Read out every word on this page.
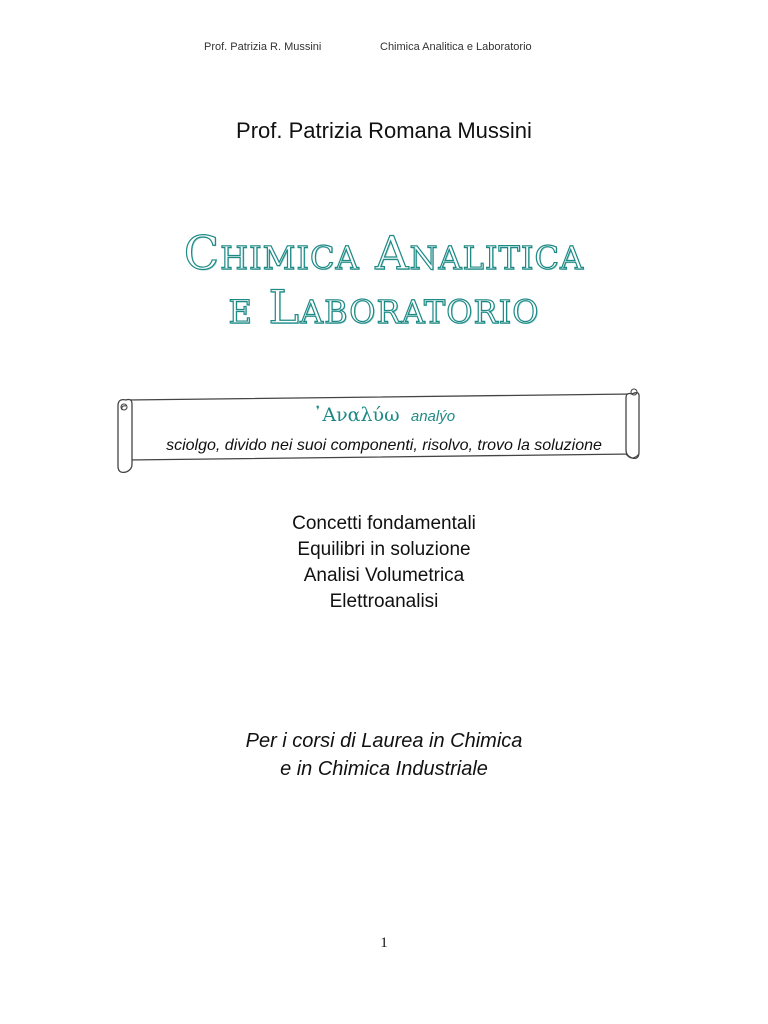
Prof. Patrizia R. Mussini	Chimica Analitica e Laboratorio
Prof. Patrizia Romana Mussini
Chimica Analitica
e Laboratorio
᾿Αναλύω analýo
sciolgo, divido nei suoi componenti, risolvo, trovo la soluzione
Concetti fondamentali
Equilibri in soluzione
Analisi Volumetrica
Elettroanalisi
Per i corsi di Laurea in Chimica
e in Chimica Industriale
1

----

WHAT IS BEING ASKED
Where a line above includes "Analitica", copy that line.

EXERCISE ANSWER
Prof. Patrizia R. Mussini	Chimica Analitica e Laboratorio
Chimica Analitica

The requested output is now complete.